| Raw records |
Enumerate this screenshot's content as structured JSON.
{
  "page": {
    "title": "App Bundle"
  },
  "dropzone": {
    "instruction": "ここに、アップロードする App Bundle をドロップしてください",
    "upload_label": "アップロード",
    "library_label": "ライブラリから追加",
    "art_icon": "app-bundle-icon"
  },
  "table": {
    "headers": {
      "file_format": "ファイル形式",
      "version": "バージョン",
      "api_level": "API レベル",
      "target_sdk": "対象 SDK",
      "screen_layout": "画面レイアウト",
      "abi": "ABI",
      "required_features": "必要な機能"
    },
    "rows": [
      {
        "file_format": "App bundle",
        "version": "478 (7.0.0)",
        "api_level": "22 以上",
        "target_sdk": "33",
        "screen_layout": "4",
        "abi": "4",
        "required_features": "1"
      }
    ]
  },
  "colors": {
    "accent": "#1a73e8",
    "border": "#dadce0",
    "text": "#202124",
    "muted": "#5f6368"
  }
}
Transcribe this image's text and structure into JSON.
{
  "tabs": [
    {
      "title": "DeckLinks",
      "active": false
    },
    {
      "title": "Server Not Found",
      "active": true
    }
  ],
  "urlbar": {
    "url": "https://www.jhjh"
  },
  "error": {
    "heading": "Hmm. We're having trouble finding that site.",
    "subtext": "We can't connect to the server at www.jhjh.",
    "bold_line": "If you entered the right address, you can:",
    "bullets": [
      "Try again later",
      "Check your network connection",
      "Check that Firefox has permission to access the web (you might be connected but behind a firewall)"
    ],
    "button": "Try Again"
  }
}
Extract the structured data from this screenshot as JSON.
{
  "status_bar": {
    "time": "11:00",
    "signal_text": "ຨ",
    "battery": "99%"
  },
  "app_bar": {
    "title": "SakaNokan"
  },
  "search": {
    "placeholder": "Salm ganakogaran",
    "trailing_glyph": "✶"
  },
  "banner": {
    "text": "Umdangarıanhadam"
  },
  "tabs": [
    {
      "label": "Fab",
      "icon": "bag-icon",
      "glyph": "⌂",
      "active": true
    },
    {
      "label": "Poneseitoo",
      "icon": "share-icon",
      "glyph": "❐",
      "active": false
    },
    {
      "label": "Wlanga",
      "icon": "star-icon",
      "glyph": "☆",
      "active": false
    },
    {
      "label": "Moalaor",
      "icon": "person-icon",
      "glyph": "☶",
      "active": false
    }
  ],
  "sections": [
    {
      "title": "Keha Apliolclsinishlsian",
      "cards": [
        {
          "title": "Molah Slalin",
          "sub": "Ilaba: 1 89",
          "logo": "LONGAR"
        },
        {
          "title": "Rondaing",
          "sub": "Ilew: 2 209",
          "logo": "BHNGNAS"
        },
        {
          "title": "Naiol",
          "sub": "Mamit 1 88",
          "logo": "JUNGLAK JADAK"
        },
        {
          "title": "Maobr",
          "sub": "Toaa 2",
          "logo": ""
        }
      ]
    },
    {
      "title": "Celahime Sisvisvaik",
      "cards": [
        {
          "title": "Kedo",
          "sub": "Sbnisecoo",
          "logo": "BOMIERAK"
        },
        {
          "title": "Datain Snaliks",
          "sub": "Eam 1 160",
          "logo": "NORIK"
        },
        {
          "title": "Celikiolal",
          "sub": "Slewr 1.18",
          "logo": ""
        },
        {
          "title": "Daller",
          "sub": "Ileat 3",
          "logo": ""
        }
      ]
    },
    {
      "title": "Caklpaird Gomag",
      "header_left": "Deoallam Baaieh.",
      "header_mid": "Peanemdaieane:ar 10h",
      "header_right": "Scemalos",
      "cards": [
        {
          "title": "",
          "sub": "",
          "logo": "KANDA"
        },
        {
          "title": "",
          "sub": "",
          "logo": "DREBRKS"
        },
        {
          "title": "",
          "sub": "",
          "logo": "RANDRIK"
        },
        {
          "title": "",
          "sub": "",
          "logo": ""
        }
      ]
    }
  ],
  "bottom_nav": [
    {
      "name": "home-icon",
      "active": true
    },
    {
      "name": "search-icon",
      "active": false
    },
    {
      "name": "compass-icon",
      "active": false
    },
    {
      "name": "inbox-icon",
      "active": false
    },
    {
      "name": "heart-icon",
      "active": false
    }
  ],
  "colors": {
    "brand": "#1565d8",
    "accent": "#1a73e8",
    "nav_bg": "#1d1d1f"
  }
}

| What is being asked |
Take the records above and return them exactly as written.

| Worked answer |
Enumerate this screenshot's content as structured JSON.
{
  "page": {
    "title": "App Bundle"
  },
  "dropzone": {
    "instruction": "ここに、アップロードする App Bundle をドロップしてください",
    "upload_label": "アップロード",
    "library_label": "ライブラリから追加",
    "art_icon": "app-bundle-icon"
  },
  "table": {
    "headers": {
      "file_format": "ファイル形式",
      "version": "バージョン",
      "api_level": "API レベル",
      "target_sdk": "対象 SDK",
      "screen_layout": "画面レイアウト",
      "abi": "ABI",
      "required_features": "必要な機能"
    },
    "rows": [
      {
        "file_format": "App bundle",
        "version": "478 (7.0.0)",
        "api_level": "22 以上",
        "target_sdk": "33",
        "screen_layout": "4",
        "abi": "4",
        "required_features": "1"
      }
    ]
  },
  "colors": {
    "accent": "#1a73e8",
    "border": "#dadce0",
    "text": "#202124",
    "muted": "#5f6368"
  }
}
Transcribe this image's text and structure into JSON.
{
  "tabs": [
    {
      "title": "DeckLinks",
      "active": false
    },
    {
      "title": "Server Not Found",
      "active": true
    }
  ],
  "urlbar": {
    "url": "https://www.jhjh"
  },
  "error": {
    "heading": "Hmm. We're having trouble finding that site.",
    "subtext": "We can't connect to the server at www.jhjh.",
    "bold_line": "If you entered the right address, you can:",
    "bullets": [
      "Try again later",
      "Check your network connection",
      "Check that Firefox has permission to access the web (you might be connected but behind a firewall)"
    ],
    "button": "Try Again"
  }
}
Extract the structured data from this screenshot as JSON.
{
  "status_bar": {
    "time": "11:00",
    "signal_text": "ຨ",
    "battery": "99%"
  },
  "app_bar": {
    "title": "SakaNokan"
  },
  "search": {
    "placeholder": "Salm ganakogaran",
    "trailing_glyph": "✶"
  },
  "banner": {
    "text": "Umdangarıanhadam"
  },
  "tabs": [
    {
      "label": "Fab",
      "icon": "bag-icon",
      "glyph": "⌂",
      "active": true
    },
    {
      "label": "Poneseitoo",
      "icon": "share-icon",
      "glyph": "❐",
      "active": false
    },
    {
      "label": "Wlanga",
      "icon": "star-icon",
      "glyph": "☆",
      "active": false
    },
    {
      "label": "Moalaor",
      "icon": "person-icon",
      "glyph": "☶",
      "active": false
    }
  ],
  "sections": [
    {
      "title": "Keha Apliolclsinishlsian",
      "cards": [
        {
          "title": "Molah Slalin",
          "sub": "Ilaba: 1 89",
          "logo": "LONGAR"
        },
        {
          "title": "Rondaing",
          "sub": "Ilew: 2 209",
          "logo": "BHNGNAS"
        },
        {
          "title": "Naiol",
          "sub": "Mamit 1 88",
          "logo": "JUNGLAK JADAK"
        },
        {
          "title": "Maobr",
          "sub": "Toaa 2",
          "logo": ""
        }
      ]
    },
    {
      "title": "Celahime Sisvisvaik",
      "cards": [
        {
          "title": "Kedo",
          "sub": "Sbnisecoo",
          "logo": "BOMIERAK"
        },
        {
          "title": "Datain Snaliks",
          "sub": "Eam 1 160",
          "logo": "NORIK"
        },
        {
          "title": "Celikiolal",
          "sub": "Slewr 1.18",
          "logo": ""
        },
        {
          "title": "Daller",
          "sub": "Ileat 3",
          "logo": ""
        }
      ]
    },
    {
      "title": "Caklpaird Gomag",
      "header_left": "Deoallam Baaieh.",
      "header_mid": "Peanemdaieane:ar 10h",
      "header_right": "Scemalos",
      "cards": [
        {
          "title": "",
          "sub": "",
          "logo": "KANDA"
        },
        {
          "title": "",
          "sub": "",
          "logo": "DREBRKS"
        },
        {
          "title": "",
          "sub": "",
          "logo": "RANDRIK"
        },
        {
          "title": "",
          "sub": "",
          "logo": ""
        }
      ]
    }
  ],
  "bottom_nav": [
    {
      "name": "home-icon",
      "active": true
    },
    {
      "name": "search-icon",
      "active": false
    },
    {
      "name": "compass-icon",
      "active": false
    },
    {
      "name": "inbox-icon",
      "active": false
    },
    {
      "name": "heart-icon",
      "active": false
    }
  ],
  "colors": {
    "brand": "#1565d8",
    "accent": "#1a73e8",
    "nav_bg": "#1d1d1f"
  }
}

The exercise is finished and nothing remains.